(RECORDS FOR THE TASK)
+ + + + + + +

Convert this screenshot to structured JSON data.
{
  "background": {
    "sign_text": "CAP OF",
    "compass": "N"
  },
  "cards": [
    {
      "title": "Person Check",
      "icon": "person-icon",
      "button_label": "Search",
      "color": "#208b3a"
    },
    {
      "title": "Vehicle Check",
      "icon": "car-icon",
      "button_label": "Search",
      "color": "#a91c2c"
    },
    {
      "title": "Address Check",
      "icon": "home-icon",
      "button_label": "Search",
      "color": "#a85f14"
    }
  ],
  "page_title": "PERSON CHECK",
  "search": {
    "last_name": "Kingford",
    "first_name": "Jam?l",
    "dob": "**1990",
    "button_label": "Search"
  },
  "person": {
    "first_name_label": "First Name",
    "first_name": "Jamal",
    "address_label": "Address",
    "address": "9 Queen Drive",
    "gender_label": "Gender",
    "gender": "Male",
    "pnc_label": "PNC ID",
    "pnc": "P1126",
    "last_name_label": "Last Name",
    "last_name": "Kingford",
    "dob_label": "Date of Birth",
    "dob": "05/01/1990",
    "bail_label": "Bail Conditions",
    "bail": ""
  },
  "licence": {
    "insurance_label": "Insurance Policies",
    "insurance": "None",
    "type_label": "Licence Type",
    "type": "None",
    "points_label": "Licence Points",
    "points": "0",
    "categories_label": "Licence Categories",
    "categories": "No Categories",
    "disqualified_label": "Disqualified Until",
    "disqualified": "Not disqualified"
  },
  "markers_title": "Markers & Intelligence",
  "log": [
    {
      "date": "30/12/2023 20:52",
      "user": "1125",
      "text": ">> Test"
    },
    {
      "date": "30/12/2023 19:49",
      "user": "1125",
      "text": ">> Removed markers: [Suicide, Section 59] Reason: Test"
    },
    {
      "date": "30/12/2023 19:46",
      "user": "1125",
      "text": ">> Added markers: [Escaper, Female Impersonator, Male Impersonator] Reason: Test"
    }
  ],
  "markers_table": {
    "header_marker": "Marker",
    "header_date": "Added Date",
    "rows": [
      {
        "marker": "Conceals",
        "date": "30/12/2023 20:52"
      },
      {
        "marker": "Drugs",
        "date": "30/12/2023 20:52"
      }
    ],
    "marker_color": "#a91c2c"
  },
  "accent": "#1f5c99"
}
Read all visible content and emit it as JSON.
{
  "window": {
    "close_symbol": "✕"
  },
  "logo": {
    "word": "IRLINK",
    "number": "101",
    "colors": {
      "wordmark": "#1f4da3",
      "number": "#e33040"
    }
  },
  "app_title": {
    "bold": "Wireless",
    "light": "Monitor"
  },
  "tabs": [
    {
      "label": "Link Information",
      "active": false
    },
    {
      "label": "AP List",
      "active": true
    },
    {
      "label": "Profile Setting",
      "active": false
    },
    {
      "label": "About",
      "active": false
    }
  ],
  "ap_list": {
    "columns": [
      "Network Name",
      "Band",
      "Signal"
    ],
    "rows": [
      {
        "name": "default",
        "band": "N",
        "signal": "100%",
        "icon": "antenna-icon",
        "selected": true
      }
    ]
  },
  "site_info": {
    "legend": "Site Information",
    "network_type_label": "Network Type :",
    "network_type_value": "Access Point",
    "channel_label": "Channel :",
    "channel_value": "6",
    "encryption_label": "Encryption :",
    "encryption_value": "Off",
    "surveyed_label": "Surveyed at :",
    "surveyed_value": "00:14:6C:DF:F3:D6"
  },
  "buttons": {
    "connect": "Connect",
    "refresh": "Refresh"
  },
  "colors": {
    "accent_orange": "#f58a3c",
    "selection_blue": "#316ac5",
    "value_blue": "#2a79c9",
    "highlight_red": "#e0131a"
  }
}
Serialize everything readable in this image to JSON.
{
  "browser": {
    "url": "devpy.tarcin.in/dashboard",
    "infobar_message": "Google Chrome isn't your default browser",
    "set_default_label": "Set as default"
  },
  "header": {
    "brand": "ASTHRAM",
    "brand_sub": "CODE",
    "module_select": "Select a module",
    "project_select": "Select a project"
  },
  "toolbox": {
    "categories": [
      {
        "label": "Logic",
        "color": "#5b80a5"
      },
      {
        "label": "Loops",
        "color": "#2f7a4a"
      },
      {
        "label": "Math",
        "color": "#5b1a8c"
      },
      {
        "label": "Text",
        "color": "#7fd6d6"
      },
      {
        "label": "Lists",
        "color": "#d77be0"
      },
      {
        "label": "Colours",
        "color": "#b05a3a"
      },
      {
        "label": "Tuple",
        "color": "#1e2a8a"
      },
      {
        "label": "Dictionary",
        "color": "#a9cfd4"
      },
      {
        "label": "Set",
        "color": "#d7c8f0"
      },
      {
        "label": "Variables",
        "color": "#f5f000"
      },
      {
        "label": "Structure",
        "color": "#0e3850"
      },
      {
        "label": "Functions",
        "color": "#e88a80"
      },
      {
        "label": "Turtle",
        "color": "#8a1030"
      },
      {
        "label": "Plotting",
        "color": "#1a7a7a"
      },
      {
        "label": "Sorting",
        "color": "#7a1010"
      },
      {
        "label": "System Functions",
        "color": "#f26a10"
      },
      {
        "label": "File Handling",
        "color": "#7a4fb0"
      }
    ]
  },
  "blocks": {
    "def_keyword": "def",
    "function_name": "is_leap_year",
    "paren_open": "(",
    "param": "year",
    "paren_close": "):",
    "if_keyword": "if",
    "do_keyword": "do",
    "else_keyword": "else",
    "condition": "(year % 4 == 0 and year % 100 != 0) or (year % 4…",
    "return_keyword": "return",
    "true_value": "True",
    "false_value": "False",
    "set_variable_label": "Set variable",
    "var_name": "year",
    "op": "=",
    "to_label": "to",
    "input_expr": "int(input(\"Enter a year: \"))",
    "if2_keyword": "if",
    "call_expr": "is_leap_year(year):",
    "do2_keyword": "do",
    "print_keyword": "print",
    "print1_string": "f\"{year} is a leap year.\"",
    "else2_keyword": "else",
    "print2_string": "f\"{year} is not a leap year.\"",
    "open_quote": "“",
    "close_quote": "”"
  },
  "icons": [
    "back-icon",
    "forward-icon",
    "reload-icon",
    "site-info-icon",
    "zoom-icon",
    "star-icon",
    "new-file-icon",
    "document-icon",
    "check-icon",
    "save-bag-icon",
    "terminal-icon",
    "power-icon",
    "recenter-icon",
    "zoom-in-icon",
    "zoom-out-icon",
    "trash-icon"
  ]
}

+ + + + + + +

(REQUIREMENT)
Above are the records; retype them all without a single difference.

(CORRECT RESPONSE)
Convert this screenshot to structured JSON data.
{
  "background": {
    "sign_text": "CAP OF",
    "compass": "N"
  },
  "cards": [
    {
      "title": "Person Check",
      "icon": "person-icon",
      "button_label": "Search",
      "color": "#208b3a"
    },
    {
      "title": "Vehicle Check",
      "icon": "car-icon",
      "button_label": "Search",
      "color": "#a91c2c"
    },
    {
      "title": "Address Check",
      "icon": "home-icon",
      "button_label": "Search",
      "color": "#a85f14"
    }
  ],
  "page_title": "PERSON CHECK",
  "search": {
    "last_name": "Kingford",
    "first_name": "Jam?l",
    "dob": "**1990",
    "button_label": "Search"
  },
  "person": {
    "first_name_label": "First Name",
    "first_name": "Jamal",
    "address_label": "Address",
    "address": "9 Queen Drive",
    "gender_label": "Gender",
    "gender": "Male",
    "pnc_label": "PNC ID",
    "pnc": "P1126",
    "last_name_label": "Last Name",
    "last_name": "Kingford",
    "dob_label": "Date of Birth",
    "dob": "05/01/1990",
    "bail_label": "Bail Conditions",
    "bail": ""
  },
  "licence": {
    "insurance_label": "Insurance Policies",
    "insurance": "None",
    "type_label": "Licence Type",
    "type": "None",
    "points_label": "Licence Points",
    "points": "0",
    "categories_label": "Licence Categories",
    "categories": "No Categories",
    "disqualified_label": "Disqualified Until",
    "disqualified": "Not disqualified"
  },
  "markers_title": "Markers & Intelligence",
  "log": [
    {
      "date": "30/12/2023 20:52",
      "user": "1125",
      "text": ">> Test"
    },
    {
      "date": "30/12/2023 19:49",
      "user": "1125",
      "text": ">> Removed markers: [Suicide, Section 59] Reason: Test"
    },
    {
      "date": "30/12/2023 19:46",
      "user": "1125",
      "text": ">> Added markers: [Escaper, Female Impersonator, Male Impersonator] Reason: Test"
    }
  ],
  "markers_table": {
    "header_marker": "Marker",
    "header_date": "Added Date",
    "rows": [
      {
        "marker": "Conceals",
        "date": "30/12/2023 20:52"
      },
      {
        "marker": "Drugs",
        "date": "30/12/2023 20:52"
      }
    ],
    "marker_color": "#a91c2c"
  },
  "accent": "#1f5c99"
}
Read all visible content and emit it as JSON.
{
  "window": {
    "close_symbol": "✕"
  },
  "logo": {
    "word": "IRLINK",
    "number": "101",
    "colors": {
      "wordmark": "#1f4da3",
      "number": "#e33040"
    }
  },
  "app_title": {
    "bold": "Wireless",
    "light": "Monitor"
  },
  "tabs": [
    {
      "label": "Link Information",
      "active": false
    },
    {
      "label": "AP List",
      "active": true
    },
    {
      "label": "Profile Setting",
      "active": false
    },
    {
      "label": "About",
      "active": false
    }
  ],
  "ap_list": {
    "columns": [
      "Network Name",
      "Band",
      "Signal"
    ],
    "rows": [
      {
        "name": "default",
        "band": "N",
        "signal": "100%",
        "icon": "antenna-icon",
        "selected": true
      }
    ]
  },
  "site_info": {
    "legend": "Site Information",
    "network_type_label": "Network Type :",
    "network_type_value": "Access Point",
    "channel_label": "Channel :",
    "channel_value": "6",
    "encryption_label": "Encryption :",
    "encryption_value": "Off",
    "surveyed_label": "Surveyed at :",
    "surveyed_value": "00:14:6C:DF:F3:D6"
  },
  "buttons": {
    "connect": "Connect",
    "refresh": "Refresh"
  },
  "colors": {
    "accent_orange": "#f58a3c",
    "selection_blue": "#316ac5",
    "value_blue": "#2a79c9",
    "highlight_red": "#e0131a"
  }
}
Serialize everything readable in this image to JSON.
{
  "browser": {
    "url": "devpy.tarcin.in/dashboard",
    "infobar_message": "Google Chrome isn't your default browser",
    "set_default_label": "Set as default"
  },
  "header": {
    "brand": "ASTHRAM",
    "brand_sub": "CODE",
    "module_select": "Select a module",
    "project_select": "Select a project"
  },
  "toolbox": {
    "categories": [
      {
        "label": "Logic",
        "color": "#5b80a5"
      },
      {
        "label": "Loops",
        "color": "#2f7a4a"
      },
      {
        "label": "Math",
        "color": "#5b1a8c"
      },
      {
        "label": "Text",
        "color": "#7fd6d6"
      },
      {
        "label": "Lists",
        "color": "#d77be0"
      },
      {
        "label": "Colours",
        "color": "#b05a3a"
      },
      {
        "label": "Tuple",
        "color": "#1e2a8a"
      },
      {
        "label": "Dictionary",
        "color": "#a9cfd4"
      },
      {
        "label": "Set",
        "color": "#d7c8f0"
      },
      {
        "label": "Variables",
        "color": "#f5f000"
      },
      {
        "label": "Structure",
        "color": "#0e3850"
      },
      {
        "label": "Functions",
        "color": "#e88a80"
      },
      {
        "label": "Turtle",
        "color": "#8a1030"
      },
      {
        "label": "Plotting",
        "color": "#1a7a7a"
      },
      {
        "label": "Sorting",
        "color": "#7a1010"
      },
      {
        "label": "System Functions",
        "color": "#f26a10"
      },
      {
        "label": "File Handling",
        "color": "#7a4fb0"
      }
    ]
  },
  "blocks": {
    "def_keyword": "def",
    "function_name": "is_leap_year",
    "paren_open": "(",
    "param": "year",
    "paren_close": "):",
    "if_keyword": "if",
    "do_keyword": "do",
    "else_keyword": "else",
    "condition": "(year % 4 == 0 and year % 100 != 0) or (year % 4…",
    "return_keyword": "return",
    "true_value": "True",
    "false_value": "False",
    "set_variable_label": "Set variable",
    "var_name": "year",
    "op": "=",
    "to_label": "to",
    "input_expr": "int(input(\"Enter a year: \"))",
    "if2_keyword": "if",
    "call_expr": "is_leap_year(year):",
    "do2_keyword": "do",
    "print_keyword": "print",
    "print1_string": "f\"{year} is a leap year.\"",
    "else2_keyword": "else",
    "print2_string": "f\"{year} is not a leap year.\"",
    "open_quote": "“",
    "close_quote": "”"
  },
  "icons": [
    "back-icon",
    "forward-icon",
    "reload-icon",
    "site-info-icon",
    "zoom-icon",
    "star-icon",
    "new-file-icon",
    "document-icon",
    "check-icon",
    "save-bag-icon",
    "terminal-icon",
    "power-icon",
    "recenter-icon",
    "zoom-in-icon",
    "zoom-out-icon",
    "trash-icon"
  ]
}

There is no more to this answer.